*EXERCISE GOAL*.
Reproduce all of the listing below without alteration.

*RECORDS TO USE*.

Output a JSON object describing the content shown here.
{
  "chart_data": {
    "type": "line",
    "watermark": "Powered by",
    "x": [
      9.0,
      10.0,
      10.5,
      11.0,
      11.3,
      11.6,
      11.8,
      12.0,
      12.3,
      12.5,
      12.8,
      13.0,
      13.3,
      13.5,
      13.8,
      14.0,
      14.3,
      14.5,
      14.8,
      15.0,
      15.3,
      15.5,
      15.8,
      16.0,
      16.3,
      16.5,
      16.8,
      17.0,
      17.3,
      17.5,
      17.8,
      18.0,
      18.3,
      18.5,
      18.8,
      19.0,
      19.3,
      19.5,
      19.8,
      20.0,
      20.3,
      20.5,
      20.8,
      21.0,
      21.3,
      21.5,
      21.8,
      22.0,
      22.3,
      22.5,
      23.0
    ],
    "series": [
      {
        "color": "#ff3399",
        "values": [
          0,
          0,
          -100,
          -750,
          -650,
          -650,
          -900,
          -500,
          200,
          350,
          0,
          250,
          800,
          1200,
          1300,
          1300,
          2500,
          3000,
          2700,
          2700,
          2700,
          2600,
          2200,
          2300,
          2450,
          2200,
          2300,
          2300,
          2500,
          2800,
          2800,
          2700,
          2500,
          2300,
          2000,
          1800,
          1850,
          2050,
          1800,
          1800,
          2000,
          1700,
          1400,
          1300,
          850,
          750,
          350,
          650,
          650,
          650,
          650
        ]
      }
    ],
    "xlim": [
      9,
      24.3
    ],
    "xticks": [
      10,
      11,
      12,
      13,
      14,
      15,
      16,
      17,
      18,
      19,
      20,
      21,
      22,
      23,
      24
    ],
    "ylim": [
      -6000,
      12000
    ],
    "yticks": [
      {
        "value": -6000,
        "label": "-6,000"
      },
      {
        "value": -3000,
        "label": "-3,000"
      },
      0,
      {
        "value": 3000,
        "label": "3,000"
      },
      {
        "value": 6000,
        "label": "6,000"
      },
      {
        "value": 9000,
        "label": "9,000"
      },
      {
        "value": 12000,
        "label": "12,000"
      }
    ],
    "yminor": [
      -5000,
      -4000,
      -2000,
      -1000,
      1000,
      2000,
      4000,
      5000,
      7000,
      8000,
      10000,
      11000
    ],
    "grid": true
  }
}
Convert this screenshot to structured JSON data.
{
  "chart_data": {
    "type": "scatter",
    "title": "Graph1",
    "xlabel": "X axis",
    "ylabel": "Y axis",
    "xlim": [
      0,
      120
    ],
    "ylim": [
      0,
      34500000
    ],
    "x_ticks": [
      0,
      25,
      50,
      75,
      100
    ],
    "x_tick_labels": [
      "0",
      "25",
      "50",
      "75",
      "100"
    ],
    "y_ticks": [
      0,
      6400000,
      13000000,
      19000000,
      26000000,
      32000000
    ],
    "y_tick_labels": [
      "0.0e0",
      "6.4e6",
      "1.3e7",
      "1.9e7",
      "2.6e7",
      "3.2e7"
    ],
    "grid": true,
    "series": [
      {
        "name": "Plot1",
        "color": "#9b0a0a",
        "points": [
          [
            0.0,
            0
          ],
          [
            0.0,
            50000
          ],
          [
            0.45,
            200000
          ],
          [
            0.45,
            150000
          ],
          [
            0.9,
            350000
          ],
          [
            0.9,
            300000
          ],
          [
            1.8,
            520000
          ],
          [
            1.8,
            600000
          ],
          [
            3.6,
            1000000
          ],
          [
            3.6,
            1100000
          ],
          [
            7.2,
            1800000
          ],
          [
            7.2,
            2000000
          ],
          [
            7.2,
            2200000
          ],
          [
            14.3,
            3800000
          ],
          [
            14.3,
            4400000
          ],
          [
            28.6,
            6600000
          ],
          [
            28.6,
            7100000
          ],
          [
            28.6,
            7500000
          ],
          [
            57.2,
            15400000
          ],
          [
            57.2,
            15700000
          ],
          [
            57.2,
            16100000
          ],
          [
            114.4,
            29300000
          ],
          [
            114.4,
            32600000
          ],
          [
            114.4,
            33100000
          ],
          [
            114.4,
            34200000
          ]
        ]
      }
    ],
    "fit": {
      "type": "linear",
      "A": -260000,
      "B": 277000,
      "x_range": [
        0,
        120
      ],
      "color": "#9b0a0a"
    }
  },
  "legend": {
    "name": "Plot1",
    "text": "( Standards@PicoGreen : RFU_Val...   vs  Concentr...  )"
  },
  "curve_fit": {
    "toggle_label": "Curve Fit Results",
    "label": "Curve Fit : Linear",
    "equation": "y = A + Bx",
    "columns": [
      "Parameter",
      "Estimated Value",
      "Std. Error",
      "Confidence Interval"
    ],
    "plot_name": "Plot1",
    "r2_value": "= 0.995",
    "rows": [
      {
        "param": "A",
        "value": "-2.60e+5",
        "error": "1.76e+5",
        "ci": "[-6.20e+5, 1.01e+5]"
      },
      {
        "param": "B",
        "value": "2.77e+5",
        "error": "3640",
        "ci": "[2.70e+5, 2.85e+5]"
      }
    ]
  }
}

*REPLY TO THE TASK*.
Output a JSON object describing the content shown here.
{
  "chart_data": {
    "type": "line",
    "watermark": "Powered by",
    "x": [
      9.0,
      10.0,
      10.5,
      11.0,
      11.3,
      11.6,
      11.8,
      12.0,
      12.3,
      12.5,
      12.8,
      13.0,
      13.3,
      13.5,
      13.8,
      14.0,
      14.3,
      14.5,
      14.8,
      15.0,
      15.3,
      15.5,
      15.8,
      16.0,
      16.3,
      16.5,
      16.8,
      17.0,
      17.3,
      17.5,
      17.8,
      18.0,
      18.3,
      18.5,
      18.8,
      19.0,
      19.3,
      19.5,
      19.8,
      20.0,
      20.3,
      20.5,
      20.8,
      21.0,
      21.3,
      21.5,
      21.8,
      22.0,
      22.3,
      22.5,
      23.0
    ],
    "series": [
      {
        "color": "#ff3399",
        "values": [
          0,
          0,
          -100,
          -750,
          -650,
          -650,
          -900,
          -500,
          200,
          350,
          0,
          250,
          800,
          1200,
          1300,
          1300,
          2500,
          3000,
          2700,
          2700,
          2700,
          2600,
          2200,
          2300,
          2450,
          2200,
          2300,
          2300,
          2500,
          2800,
          2800,
          2700,
          2500,
          2300,
          2000,
          1800,
          1850,
          2050,
          1800,
          1800,
          2000,
          1700,
          1400,
          1300,
          850,
          750,
          350,
          650,
          650,
          650,
          650
        ]
      }
    ],
    "xlim": [
      9,
      24.3
    ],
    "xticks": [
      10,
      11,
      12,
      13,
      14,
      15,
      16,
      17,
      18,
      19,
      20,
      21,
      22,
      23,
      24
    ],
    "ylim": [
      -6000,
      12000
    ],
    "yticks": [
      {
        "value": -6000,
        "label": "-6,000"
      },
      {
        "value": -3000,
        "label": "-3,000"
      },
      0,
      {
        "value": 3000,
        "label": "3,000"
      },
      {
        "value": 6000,
        "label": "6,000"
      },
      {
        "value": 9000,
        "label": "9,000"
      },
      {
        "value": 12000,
        "label": "12,000"
      }
    ],
    "yminor": [
      -5000,
      -4000,
      -2000,
      -1000,
      1000,
      2000,
      4000,
      5000,
      7000,
      8000,
      10000,
      11000
    ],
    "grid": true
  }
}
Convert this screenshot to structured JSON data.
{
  "chart_data": {
    "type": "scatter",
    "title": "Graph1",
    "xlabel": "X axis",
    "ylabel": "Y axis",
    "xlim": [
      0,
      120
    ],
    "ylim": [
      0,
      34500000
    ],
    "x_ticks": [
      0,
      25,
      50,
      75,
      100
    ],
    "x_tick_labels": [
      "0",
      "25",
      "50",
      "75",
      "100"
    ],
    "y_ticks": [
      0,
      6400000,
      13000000,
      19000000,
      26000000,
      32000000
    ],
    "y_tick_labels": [
      "0.0e0",
      "6.4e6",
      "1.3e7",
      "1.9e7",
      "2.6e7",
      "3.2e7"
    ],
    "grid": true,
    "series": [
      {
        "name": "Plot1",
        "color": "#9b0a0a",
        "points": [
          [
            0.0,
            0
          ],
          [
            0.0,
            50000
          ],
          [
            0.45,
            200000
          ],
          [
            0.45,
            150000
          ],
          [
            0.9,
            350000
          ],
          [
            0.9,
            300000
          ],
          [
            1.8,
            520000
          ],
          [
            1.8,
            600000
          ],
          [
            3.6,
            1000000
          ],
          [
            3.6,
            1100000
          ],
          [
            7.2,
            1800000
          ],
          [
            7.2,
            2000000
          ],
          [
            7.2,
            2200000
          ],
          [
            14.3,
            3800000
          ],
          [
            14.3,
            4400000
          ],
          [
            28.6,
            6600000
          ],
          [
            28.6,
            7100000
          ],
          [
            28.6,
            7500000
          ],
          [
            57.2,
            15400000
          ],
          [
            57.2,
            15700000
          ],
          [
            57.2,
            16100000
          ],
          [
            114.4,
            29300000
          ],
          [
            114.4,
            32600000
          ],
          [
            114.4,
            33100000
          ],
          [
            114.4,
            34200000
          ]
        ]
      }
    ],
    "fit": {
      "type": "linear",
      "A": -260000,
      "B": 277000,
      "x_range": [
        0,
        120
      ],
      "color": "#9b0a0a"
    }
  },
  "legend": {
    "name": "Plot1",
    "text": "( Standards@PicoGreen : RFU_Val...   vs  Concentr...  )"
  },
  "curve_fit": {
    "toggle_label": "Curve Fit Results",
    "label": "Curve Fit : Linear",
    "equation": "y = A + Bx",
    "columns": [
      "Parameter",
      "Estimated Value",
      "Std. Error",
      "Confidence Interval"
    ],
    "plot_name": "Plot1",
    "r2_value": "= 0.995",
    "rows": [
      {
        "param": "A",
        "value": "-2.60e+5",
        "error": "1.76e+5",
        "ci": "[-6.20e+5, 1.01e+5]"
      },
      {
        "param": "B",
        "value": "2.77e+5",
        "error": "3640",
        "ci": "[2.70e+5, 2.85e+5]"
      }
    ]
  }
}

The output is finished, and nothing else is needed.